| WHAT TO DO |
From the data that follows, copy every line holding the string "text".
-------- EXCERPTED DATA
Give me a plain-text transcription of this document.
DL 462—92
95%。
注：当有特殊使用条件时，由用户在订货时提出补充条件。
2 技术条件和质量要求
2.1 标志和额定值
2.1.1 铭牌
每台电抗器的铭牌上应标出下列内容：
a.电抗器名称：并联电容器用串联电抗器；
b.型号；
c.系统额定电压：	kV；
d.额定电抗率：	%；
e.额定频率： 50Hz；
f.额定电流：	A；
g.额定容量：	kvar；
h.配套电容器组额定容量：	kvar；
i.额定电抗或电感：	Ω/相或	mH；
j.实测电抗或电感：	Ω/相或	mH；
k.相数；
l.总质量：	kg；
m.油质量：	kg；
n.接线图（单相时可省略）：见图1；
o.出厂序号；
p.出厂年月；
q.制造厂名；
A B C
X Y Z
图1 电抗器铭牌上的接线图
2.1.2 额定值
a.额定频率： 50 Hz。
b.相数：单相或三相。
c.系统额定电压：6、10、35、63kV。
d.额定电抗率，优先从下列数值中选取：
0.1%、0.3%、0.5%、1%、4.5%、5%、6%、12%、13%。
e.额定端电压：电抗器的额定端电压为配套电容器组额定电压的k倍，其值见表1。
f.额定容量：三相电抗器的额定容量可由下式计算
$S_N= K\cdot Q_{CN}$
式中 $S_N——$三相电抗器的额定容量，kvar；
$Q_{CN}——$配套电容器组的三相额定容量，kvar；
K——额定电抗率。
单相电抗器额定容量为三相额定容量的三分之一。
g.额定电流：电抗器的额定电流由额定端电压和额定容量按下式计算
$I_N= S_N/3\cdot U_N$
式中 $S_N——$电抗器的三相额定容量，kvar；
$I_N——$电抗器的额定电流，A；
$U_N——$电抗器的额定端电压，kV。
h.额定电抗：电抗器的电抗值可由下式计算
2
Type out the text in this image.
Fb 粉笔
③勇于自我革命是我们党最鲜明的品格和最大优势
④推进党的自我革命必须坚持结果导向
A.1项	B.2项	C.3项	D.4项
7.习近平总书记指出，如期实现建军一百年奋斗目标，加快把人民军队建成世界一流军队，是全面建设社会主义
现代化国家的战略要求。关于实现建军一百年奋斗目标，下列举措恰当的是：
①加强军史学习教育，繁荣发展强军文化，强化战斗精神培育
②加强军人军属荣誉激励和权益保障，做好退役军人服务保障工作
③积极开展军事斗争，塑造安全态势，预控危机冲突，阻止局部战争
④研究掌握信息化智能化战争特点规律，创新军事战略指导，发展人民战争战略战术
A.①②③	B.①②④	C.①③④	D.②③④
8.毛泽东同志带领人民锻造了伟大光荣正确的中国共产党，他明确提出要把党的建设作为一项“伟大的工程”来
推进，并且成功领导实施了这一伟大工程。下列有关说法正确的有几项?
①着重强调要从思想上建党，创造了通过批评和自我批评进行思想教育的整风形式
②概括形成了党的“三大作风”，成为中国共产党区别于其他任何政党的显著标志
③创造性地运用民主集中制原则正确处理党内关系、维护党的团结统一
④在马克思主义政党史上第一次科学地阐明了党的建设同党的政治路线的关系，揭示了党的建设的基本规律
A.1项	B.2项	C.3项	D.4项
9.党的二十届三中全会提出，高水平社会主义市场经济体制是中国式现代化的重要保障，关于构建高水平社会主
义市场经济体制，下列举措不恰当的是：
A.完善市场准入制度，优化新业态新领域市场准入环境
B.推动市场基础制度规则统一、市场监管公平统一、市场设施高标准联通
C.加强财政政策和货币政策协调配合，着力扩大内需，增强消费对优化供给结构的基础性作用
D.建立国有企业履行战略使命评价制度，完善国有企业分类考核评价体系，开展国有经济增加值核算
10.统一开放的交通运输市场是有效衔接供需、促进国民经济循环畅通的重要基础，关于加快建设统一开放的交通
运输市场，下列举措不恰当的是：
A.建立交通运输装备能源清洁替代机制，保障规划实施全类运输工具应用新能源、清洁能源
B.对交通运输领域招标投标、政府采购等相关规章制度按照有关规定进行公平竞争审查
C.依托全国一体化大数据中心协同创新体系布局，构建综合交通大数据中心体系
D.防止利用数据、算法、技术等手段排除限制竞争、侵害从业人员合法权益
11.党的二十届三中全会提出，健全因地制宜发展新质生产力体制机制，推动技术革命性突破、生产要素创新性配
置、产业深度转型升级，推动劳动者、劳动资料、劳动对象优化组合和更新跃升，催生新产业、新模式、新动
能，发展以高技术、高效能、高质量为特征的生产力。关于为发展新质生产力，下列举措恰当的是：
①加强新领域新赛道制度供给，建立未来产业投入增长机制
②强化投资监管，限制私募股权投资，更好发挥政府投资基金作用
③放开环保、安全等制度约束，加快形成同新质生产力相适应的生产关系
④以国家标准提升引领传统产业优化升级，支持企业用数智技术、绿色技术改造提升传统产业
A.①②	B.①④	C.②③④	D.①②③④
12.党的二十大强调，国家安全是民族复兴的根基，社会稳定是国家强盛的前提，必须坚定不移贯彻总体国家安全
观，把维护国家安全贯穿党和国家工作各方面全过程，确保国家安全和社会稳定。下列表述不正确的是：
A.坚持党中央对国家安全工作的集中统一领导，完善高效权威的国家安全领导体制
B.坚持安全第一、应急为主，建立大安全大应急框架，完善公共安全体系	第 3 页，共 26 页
----------------
| RIGHT ANSWER |
Give me a plain-text transcription of this document.
Type out the text in this image.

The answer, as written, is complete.